- _Objective_:
Revise the part of the listing that opens with the line containing "column-header[interactable]: Time [818, 80, 874, 94]" and closes with the line containing "mini-table-cell[interactable]: 0.3% [1266, 240, 1321, 252]" so that "summary-row" reads "total-row", leaving everything else unchanged. Return only those lines.

- _Data for this exercise_:

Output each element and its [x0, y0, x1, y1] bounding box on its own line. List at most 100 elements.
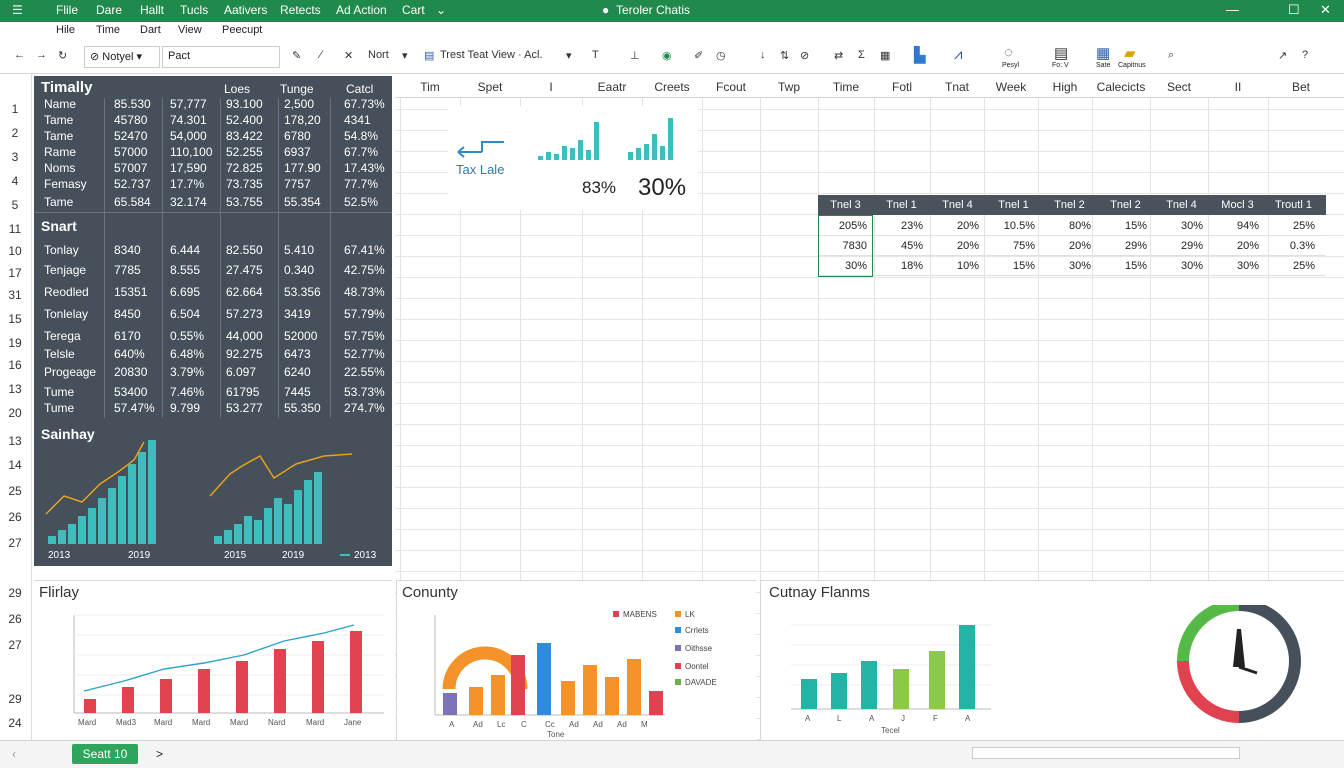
column-header[interactable]: Time [818, 80, 874, 94]
column-header[interactable]: Fcout [702, 80, 760, 94]
mini-table-cell[interactable]: 45% [874, 240, 929, 252]
mini-table-cell[interactable]: 80% [1042, 220, 1097, 232]
menu-item-retects[interactable]: Retects [280, 3, 321, 17]
bar-chart-icon[interactable]: ▙ [914, 46, 926, 64]
horizontal-scrollbar[interactable] [972, 747, 1240, 759]
row-number[interactable]: 26 [0, 612, 30, 626]
mini-table-row[interactable]: 205% 23% 20% 10.5% 80% 15% 30% 94% 25% [818, 216, 1326, 236]
share-icon[interactable]: ↗ [1278, 49, 1287, 62]
chevron-down-icon[interactable]: ▾ [402, 49, 408, 62]
mini-table-header-cell[interactable]: Mocl 3 [1210, 199, 1265, 211]
row-number[interactable]: 25 [0, 484, 30, 498]
menu-item-adaction[interactable]: Ad Action [336, 3, 387, 17]
snart-row[interactable]: Progeage 20830 3.79% 6.097 6240 22.55% [34, 364, 392, 381]
color-icon[interactable]: ◉ [662, 49, 672, 62]
mini-table-cell[interactable]: 15% [1098, 260, 1153, 272]
summary-row[interactable]: Noms 57007 17,590 72.825 177.90 17.43% [34, 160, 392, 177]
column-header[interactable]: Eaatr [582, 80, 642, 94]
mini-table-cell[interactable]: 18% [874, 260, 929, 272]
sum-icon[interactable]: Σ [858, 49, 865, 61]
clock-icon[interactable]: ◷ [716, 49, 726, 62]
row-number[interactable]: 10 [0, 244, 30, 258]
mini-table-cell[interactable]: 30% [1154, 220, 1209, 232]
transfer-icon[interactable]: ⇄ [834, 49, 843, 62]
summary-row[interactable]: Femasy 52.737 17.7% 73.735 7757 77.7% [34, 176, 392, 193]
column-header[interactable]: Fotl [874, 80, 930, 94]
mini-table-cell[interactable]: 94% [1210, 220, 1265, 232]
row-number[interactable]: 11 [0, 222, 30, 236]
nort-dropdown[interactable]: Nort [368, 49, 389, 61]
menu-item-cart[interactable]: Cart [402, 3, 425, 17]
mini-table-header-cell[interactable]: Tnel 4 [1154, 199, 1209, 211]
row-number[interactable]: 19 [0, 336, 30, 350]
snart-row[interactable]: Reodled 15351 6.695 62.664 53.356 48.73% [34, 284, 392, 301]
summary-row[interactable]: Tame 45780 74.301 52.400 178,20 4341 [34, 112, 392, 129]
row-number[interactable]: 14 [0, 458, 30, 472]
mini-table-cell[interactable]: 0.3% [1266, 240, 1321, 252]
row-number[interactable]: 4 [0, 174, 30, 188]
mini-table-row[interactable]: 7830 45% 20% 75% 20% 29% 29% 20% 0.3% [818, 236, 1326, 256]
edit-icon[interactable]: ✐ [694, 49, 703, 62]
maximize-icon[interactable]: ☐ [1288, 2, 1300, 18]
row-number[interactable]: 17 [0, 266, 30, 280]
column-header[interactable]: Spet [460, 80, 520, 94]
menu-item-dare[interactable]: Dare [96, 3, 122, 17]
row-number[interactable]: 26 [0, 510, 30, 524]
column-header[interactable]: I [520, 80, 582, 94]
mini-table-header-cell[interactable]: Troutl 1 [1266, 199, 1321, 211]
menu-view[interactable]: View [178, 24, 202, 36]
app-menu-icon[interactable]: ☰ [12, 3, 23, 17]
back-icon[interactable]: ← [14, 49, 25, 61]
mini-table-header-cell[interactable]: Tnel 3 [818, 199, 873, 211]
menu-item-tucls[interactable]: Tucls [180, 3, 208, 17]
row-number[interactable]: 1 [0, 102, 30, 116]
line-chart-icon[interactable]: ⩘ [954, 46, 962, 63]
chevron-down-icon[interactable]: ⌄ [436, 3, 446, 17]
filter-icon[interactable]: ⇅ [780, 49, 789, 62]
view-icon[interactable]: ▤ [424, 49, 434, 62]
column-header[interactable]: Calecicts [1092, 80, 1150, 94]
summary-row[interactable]: Rame 57000 110,100 52.255 6937 67.7% [34, 144, 392, 161]
column-header[interactable]: Tnat [930, 80, 984, 94]
font-select[interactable]: ⊘ Notyel ▾ [84, 46, 160, 68]
sheet-nav-next[interactable]: > [156, 747, 163, 761]
mini-table-cell[interactable]: 30% [1210, 260, 1265, 272]
circle-icon[interactable]: ◌ [1004, 44, 1013, 61]
view-select[interactable]: Trest Teat View · Acl. [440, 49, 543, 61]
mini-table-cell[interactable]: 15% [986, 260, 1041, 272]
menu-hile[interactable]: Hile [56, 24, 75, 36]
menu-item-hallt[interactable]: Hallt [140, 3, 164, 17]
snart-row[interactable]: Tenjage 7785 8.555 27.475 0.340 42.75% [34, 262, 392, 279]
pen-icon[interactable]: ✎ [292, 49, 301, 62]
text-tool-icon[interactable]: T [592, 49, 599, 61]
mini-table-cell[interactable]: 20% [1042, 240, 1097, 252]
link-icon[interactable]: ⊘ [800, 49, 809, 62]
search-icon[interactable]: ⌕ [1168, 49, 1174, 62]
menu-dart[interactable]: Dart [140, 24, 161, 36]
mini-table-cell[interactable]: 10% [930, 260, 985, 272]
mini-table-cell[interactable]: 25% [1266, 260, 1321, 272]
row-number[interactable]: 13 [0, 382, 30, 396]
sheet-tab-active[interactable]: Seatt 10 [72, 744, 138, 764]
mini-table-cell[interactable]: 20% [930, 220, 985, 232]
refresh-icon[interactable]: ↻ [58, 49, 67, 62]
row-number[interactable]: 15 [0, 312, 30, 326]
row-number[interactable]: 20 [0, 406, 30, 420]
row-number[interactable]: 24 [0, 716, 30, 730]
help-icon[interactable]: ? [1302, 49, 1308, 61]
column-header[interactable]: II [1208, 80, 1268, 94]
scroll-left-icon[interactable]: ‹ [12, 747, 16, 761]
forward-icon[interactable]: → [36, 49, 47, 61]
snart-row[interactable]: Terega 6170 0.55% 44,000 52000 57.75% [34, 328, 392, 345]
row-number[interactable]: 31 [0, 288, 30, 302]
table-icon[interactable]: ▦ [880, 49, 890, 62]
size-select[interactable]: Pact [162, 46, 280, 68]
total-row-values[interactable]: Tame 65.584 32.174 53.755 55.354 52.5% [34, 194, 392, 211]
column-header[interactable]: Week [984, 80, 1038, 94]
mini-table-row[interactable]: 30% 18% 10% 15% 30% 15% 30% 30% 25% [818, 256, 1326, 276]
clear-format-icon[interactable]: ✕ [344, 49, 353, 62]
mini-table-header-cell[interactable]: Tnel 1 [986, 199, 1041, 211]
brush-icon[interactable]: ⁄ [320, 49, 322, 61]
summary-row[interactable]: Name 85.530 57,777 93.100 2,500 67.73% [34, 96, 392, 113]
column-header[interactable]: Creets [642, 80, 702, 94]
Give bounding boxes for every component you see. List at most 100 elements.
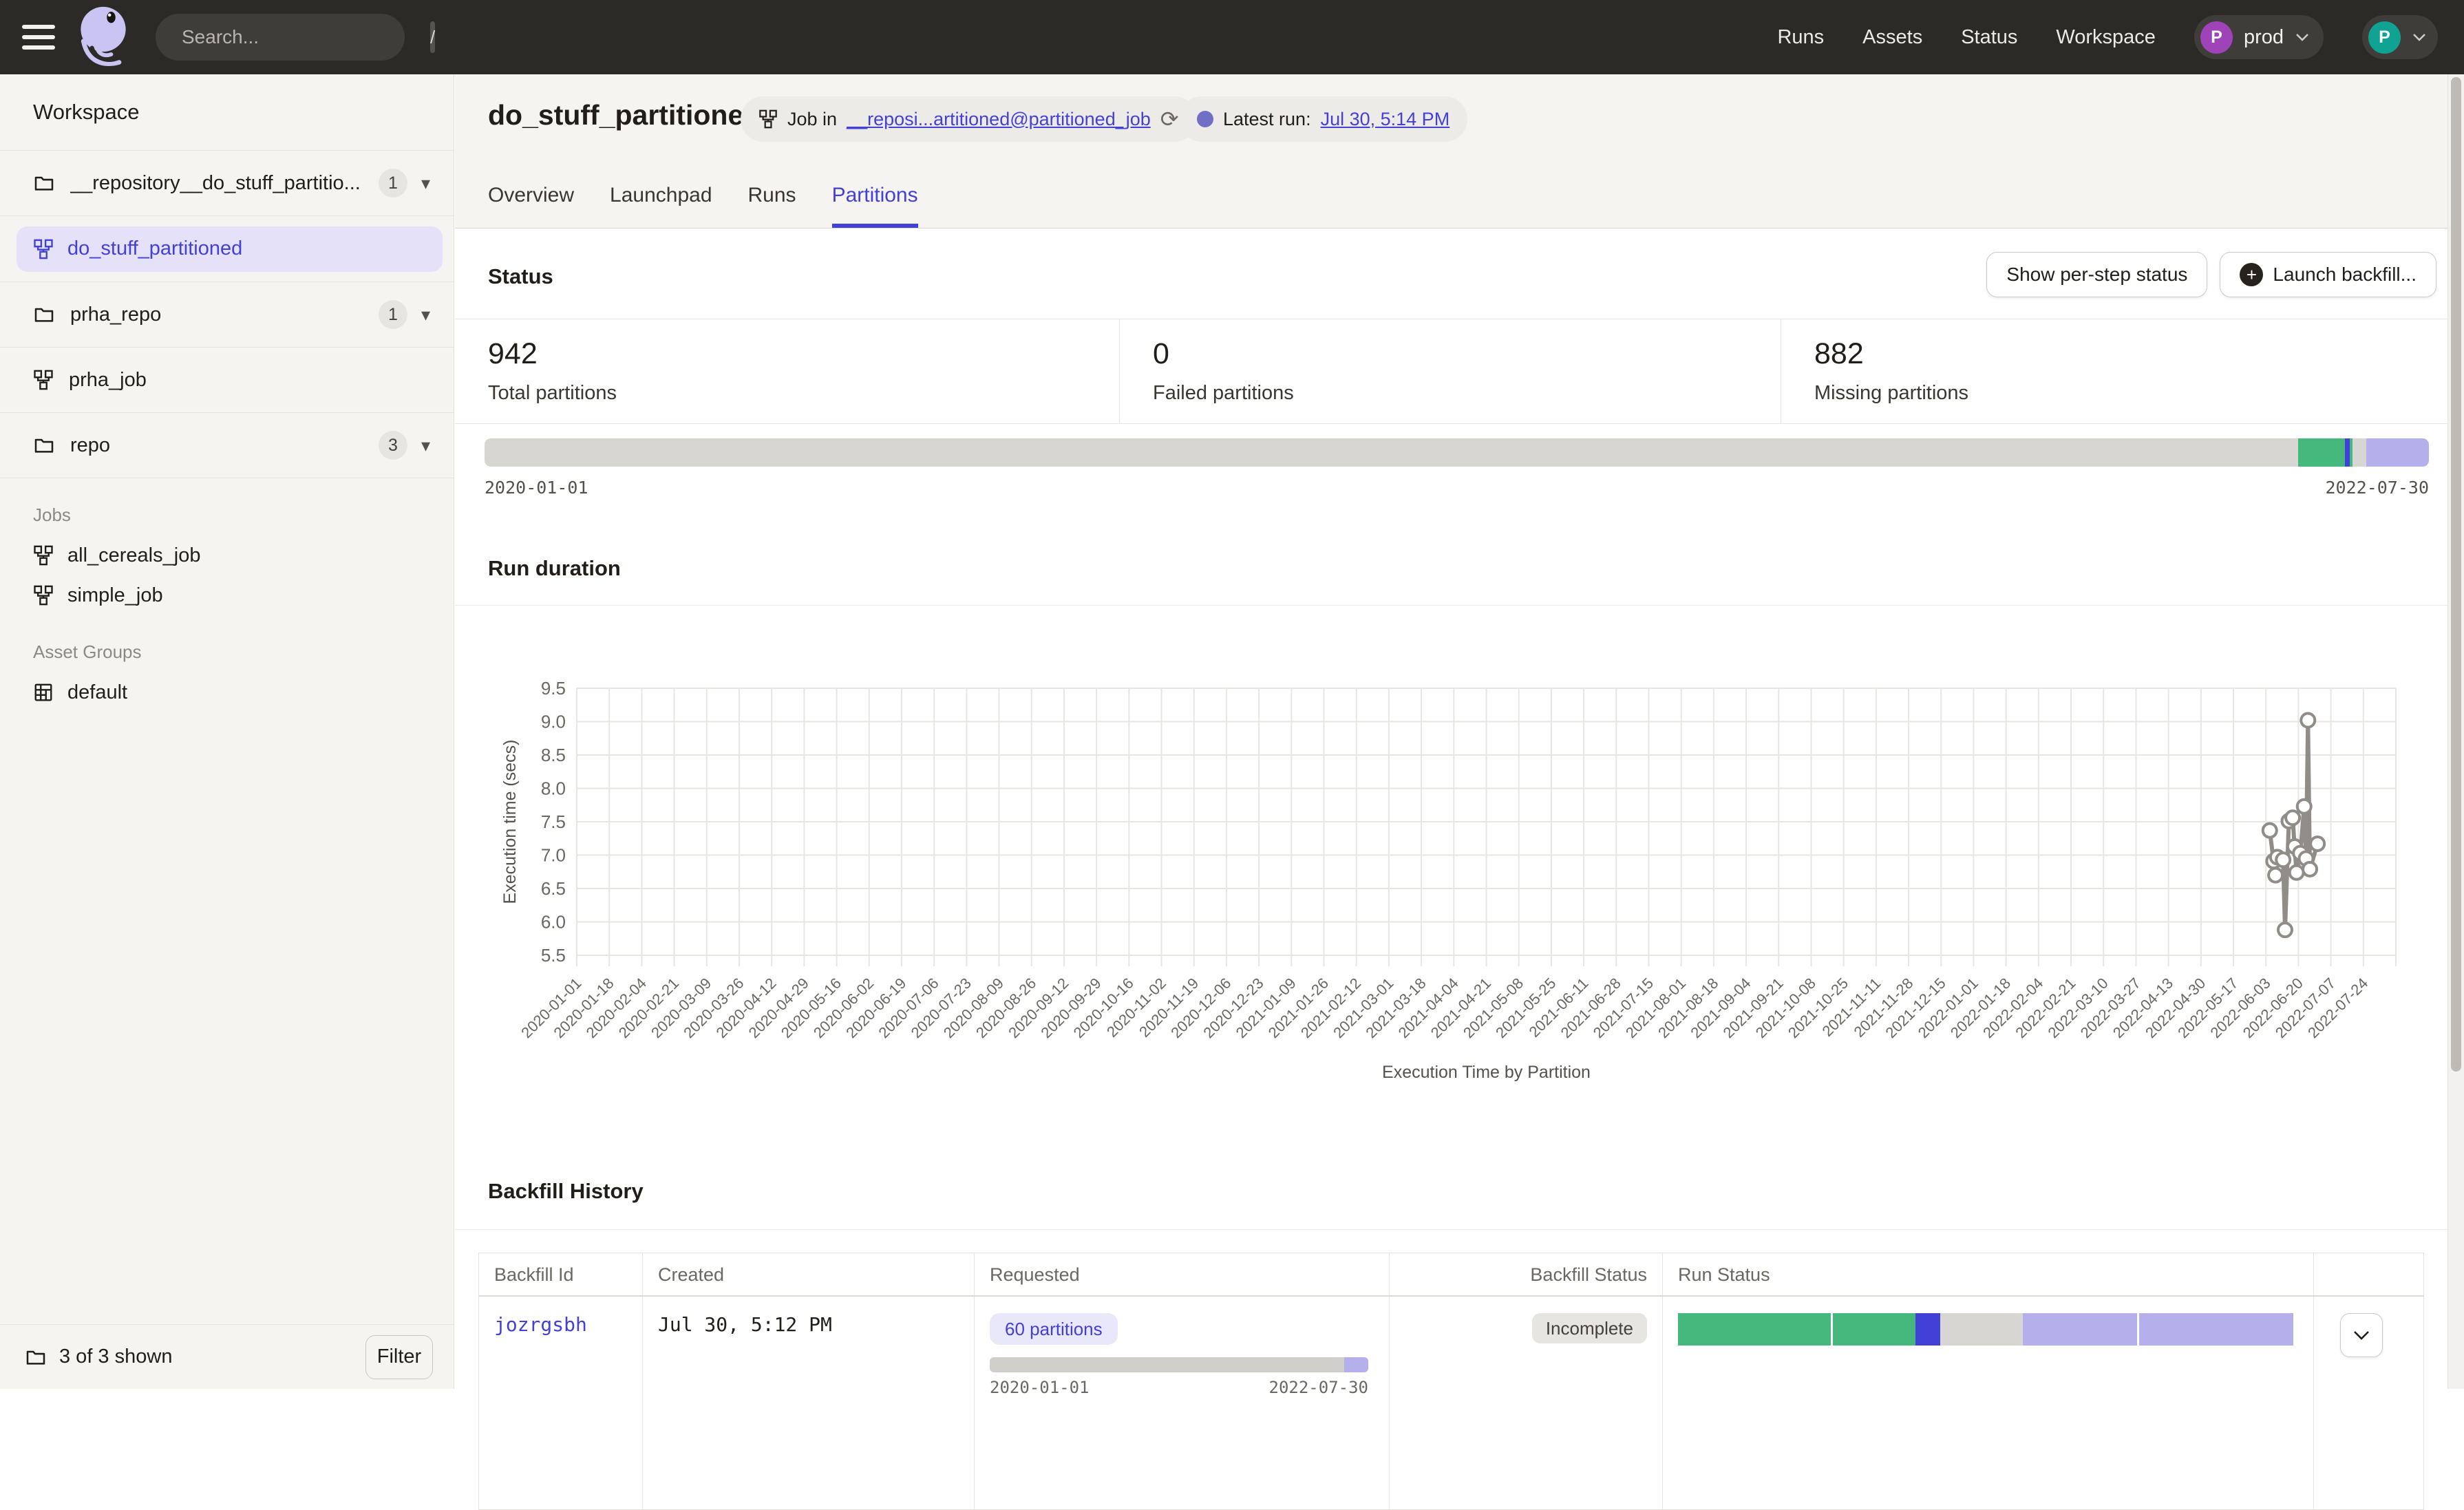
latest-run-pill: Latest run: Jul 30, 5:14 PM: [1179, 96, 1467, 142]
user-avatar: P: [2368, 21, 2401, 54]
bar-segment: [1915, 1313, 1940, 1346]
search-shortcut-badge: /: [430, 21, 435, 53]
column-header-backfill-id: Backfill Id: [479, 1253, 643, 1297]
stat-label: Failed partitions: [1153, 382, 1781, 405]
nav-link-workspace[interactable]: Workspace: [2056, 26, 2156, 49]
sidebar-item-default[interactable]: default: [0, 672, 454, 712]
launch-backfill-button[interactable]: + Launch backfill...: [2220, 252, 2436, 297]
table-row: jozrgsbh Jul 30, 5:12 PM 60 partitions 2…: [479, 1296, 2424, 1509]
table-header-row: Backfill IdCreatedRequestedBackfill Stat…: [479, 1253, 2424, 1297]
bar-segment: [1344, 1357, 1368, 1372]
sidebar-item-label: all_cereals_job: [67, 544, 200, 567]
nav-link-status[interactable]: Status: [1961, 26, 2017, 49]
partition-range-end: 2022-07-30: [2325, 478, 2429, 498]
partition-stats: 942Total partitions0Failed partitions882…: [455, 319, 2464, 424]
chevron-down-icon[interactable]: ▾: [421, 435, 430, 456]
sidebar-item-repo[interactable]: repo3 ▾: [0, 413, 454, 478]
bar-segment: [1833, 1313, 1915, 1346]
column-header-requested: Requested: [975, 1253, 1390, 1297]
user-menu[interactable]: P: [2362, 15, 2438, 59]
svg-text:6.0: 6.0: [541, 912, 566, 933]
latest-run-label: Latest run:: [1223, 109, 1311, 130]
job-icon: [33, 370, 54, 390]
sidebar-section-label: Asset Groups: [33, 641, 454, 663]
page-scrollbar[interactable]: [2447, 74, 2464, 1389]
job-origin-pill: Job in __reposi...artitioned@partitioned…: [741, 96, 1197, 142]
run-status-bar[interactable]: [1678, 1313, 2293, 1346]
workspace-sidebar: Workspace __repository__do_stuff_partiti…: [0, 74, 454, 1389]
svg-text:5.5: 5.5: [541, 945, 566, 966]
launch-backfill-label: Launch backfill...: [2273, 264, 2417, 286]
workspace-repo-list: __repository__do_stuff_partitio...1▾do_s…: [0, 151, 454, 478]
dagster-logo-icon[interactable]: [70, 4, 136, 70]
bar-segment: [2298, 438, 2345, 467]
nav-link-runs[interactable]: Runs: [1777, 26, 1824, 49]
deployment-switcher[interactable]: P prod: [2194, 15, 2324, 59]
stat-missing-partitions: 882Missing partitions: [1781, 319, 2464, 423]
chevron-down-icon: [2353, 1330, 2370, 1341]
sidebar-item-simple_job[interactable]: simple_job: [0, 575, 454, 615]
sidebar-item-label: prha_repo: [70, 304, 379, 326]
scrollbar-thumb[interactable]: [2451, 77, 2461, 1072]
tab-overview[interactable]: Overview: [488, 163, 574, 228]
bar-segment: [485, 438, 2298, 467]
search-box[interactable]: /: [156, 14, 405, 61]
backfill-history-table: Backfill IdCreatedRequestedBackfill Stat…: [478, 1253, 2424, 1510]
expand-row-button[interactable]: [2340, 1313, 2383, 1357]
partition-status-bar[interactable]: [485, 438, 2429, 467]
job-icon: [33, 545, 54, 566]
bar-segment: [2023, 1313, 2137, 1346]
backfill-id-link[interactable]: jozrgsbh: [494, 1313, 587, 1336]
search-input[interactable]: [182, 26, 430, 48]
svg-text:7.0: 7.0: [541, 845, 566, 866]
reload-icon[interactable]: ⟳: [1160, 106, 1179, 132]
folder-icon: [33, 172, 55, 194]
chevron-down-icon[interactable]: ▾: [421, 304, 430, 326]
sidebar-item-do_stuff_partitioned[interactable]: do_stuff_partitioned: [17, 226, 443, 272]
column-header-actions: [2314, 1253, 2424, 1297]
chevron-down-icon: [2295, 32, 2310, 42]
sidebar-item-prha_repo[interactable]: prha_repo1▾: [0, 282, 454, 348]
stat-value: 0: [1153, 337, 1781, 371]
page-title: do_stuff_partitioned: [488, 99, 761, 131]
sidebar-item-prha_job[interactable]: prha_job: [0, 348, 454, 413]
tab-partitions[interactable]: Partitions: [832, 163, 918, 228]
bar-segment: [2345, 438, 2350, 467]
svg-text:9.5: 9.5: [541, 678, 566, 699]
requested-partitions-badge[interactable]: 60 partitions: [990, 1313, 1118, 1345]
deployment-avatar: P: [2200, 21, 2233, 54]
stat-value: 882: [1814, 337, 2464, 371]
repo-count-badge: 1: [379, 169, 407, 198]
tab-launchpad[interactable]: Launchpad: [610, 163, 712, 228]
backfill-created: Jul 30, 5:12 PM: [658, 1313, 832, 1336]
bar-segment: [2139, 1313, 2293, 1346]
svg-text:9.0: 9.0: [541, 712, 566, 732]
tab-runs[interactable]: Runs: [748, 163, 796, 228]
sidebar-item-all_cereals_job[interactable]: all_cereals_job: [0, 535, 454, 575]
latest-run-link[interactable]: Jul 30, 5:14 PM: [1321, 109, 1450, 130]
repo-count-badge: 3: [379, 431, 407, 460]
sidebar-item-label: default: [67, 681, 127, 704]
nav-link-assets[interactable]: Assets: [1862, 26, 1922, 49]
chevron-down-icon[interactable]: ▾: [421, 173, 430, 194]
sidebar-item-label: repo: [70, 434, 379, 457]
bar-segment: [990, 1357, 1344, 1372]
show-per-step-status-button[interactable]: Show per-step status: [1986, 252, 2207, 297]
job-origin-link[interactable]: __reposi...artitioned@partitioned_job: [847, 109, 1151, 130]
job-icon: [758, 109, 778, 129]
svg-text:6.5: 6.5: [541, 878, 566, 899]
job-icon: [33, 585, 54, 606]
deployment-label: prod: [2244, 26, 2284, 49]
sidebar-item-__repository__do_stuff_partitio[interactable]: __repository__do_stuff_partitio...1▾: [0, 151, 454, 216]
menu-icon[interactable]: [22, 25, 55, 50]
sidebar-item-label: simple_job: [67, 584, 163, 607]
page-header: do_stuff_partitioned Job in __reposi...a…: [455, 74, 2464, 228]
svg-text:Execution time (secs): Execution time (secs): [500, 740, 520, 904]
folder-icon: [33, 434, 55, 456]
sidebar-section-label: Jobs: [33, 504, 454, 526]
chevron-down-icon: [2412, 32, 2427, 42]
sidebar-item-label: prha_job: [69, 369, 430, 392]
run-status-dot: [1197, 111, 1213, 127]
stat-label: Total partitions: [488, 382, 1119, 405]
filter-button[interactable]: Filter: [365, 1335, 433, 1379]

- _Solution to the problem_:
column-header[interactable]: Time [818, 80, 874, 94]
column-header[interactable]: Fcout [702, 80, 760, 94]
mini-table-cell[interactable]: 45% [874, 240, 929, 252]
mini-table-cell[interactable]: 80% [1042, 220, 1097, 232]
menu-item-retects[interactable]: Retects [280, 3, 321, 17]
bar-chart-icon[interactable]: ▙ [914, 46, 926, 64]
horizontal-scrollbar[interactable] [972, 747, 1240, 759]
row-number[interactable]: 26 [0, 612, 30, 626]
mini-table-row[interactable]: 205% 23% 20% 10.5% 80% 15% 30% 94% 25% [818, 216, 1326, 236]
share-icon[interactable]: ↗ [1278, 49, 1287, 62]
chevron-down-icon[interactable]: ▾ [402, 49, 408, 62]
mini-table-header-cell[interactable]: Mocl 3 [1210, 199, 1265, 211]
row-number[interactable]: 25 [0, 484, 30, 498]
menu-item-adaction[interactable]: Ad Action [336, 3, 387, 17]
snart-row[interactable]: Progeage 20830 3.79% 6.097 6240 22.55% [34, 364, 392, 381]
color-icon[interactable]: ◉ [662, 49, 672, 62]
mini-table-cell[interactable]: 15% [1098, 260, 1153, 272]
total-row[interactable]: Noms 57007 17,590 72.825 177.90 17.43% [34, 160, 392, 177]
column-header[interactable]: Eaatr [582, 80, 642, 94]
mini-table-cell[interactable]: 18% [874, 260, 929, 272]
sum-icon[interactable]: Σ [858, 49, 865, 61]
clock-icon[interactable]: ◷ [716, 49, 726, 62]
row-number[interactable]: 10 [0, 244, 30, 258]
mini-table-cell[interactable]: 30% [1154, 220, 1209, 232]
transfer-icon[interactable]: ⇄ [834, 49, 843, 62]
total-row[interactable]: Femasy 52.737 17.7% 73.735 7757 77.7% [34, 176, 392, 193]
column-header[interactable]: Fotl [874, 80, 930, 94]
mini-table-cell[interactable]: 94% [1210, 220, 1265, 232]
row-number[interactable]: 11 [0, 222, 30, 236]
nort-dropdown[interactable]: Nort [368, 49, 389, 61]
menu-item-cart[interactable]: Cart [402, 3, 425, 17]
mini-table-header-cell[interactable]: Tnel 4 [1154, 199, 1209, 211]
row-number[interactable]: 19 [0, 336, 30, 350]
snart-row[interactable]: Reodled 15351 6.695 62.664 53.356 48.73% [34, 284, 392, 301]
total-row[interactable]: Tame 45780 74.301 52.400 178,20 4341 [34, 112, 392, 129]
row-number[interactable]: 14 [0, 458, 30, 472]
mini-table-cell[interactable]: 0.3% [1266, 240, 1321, 252]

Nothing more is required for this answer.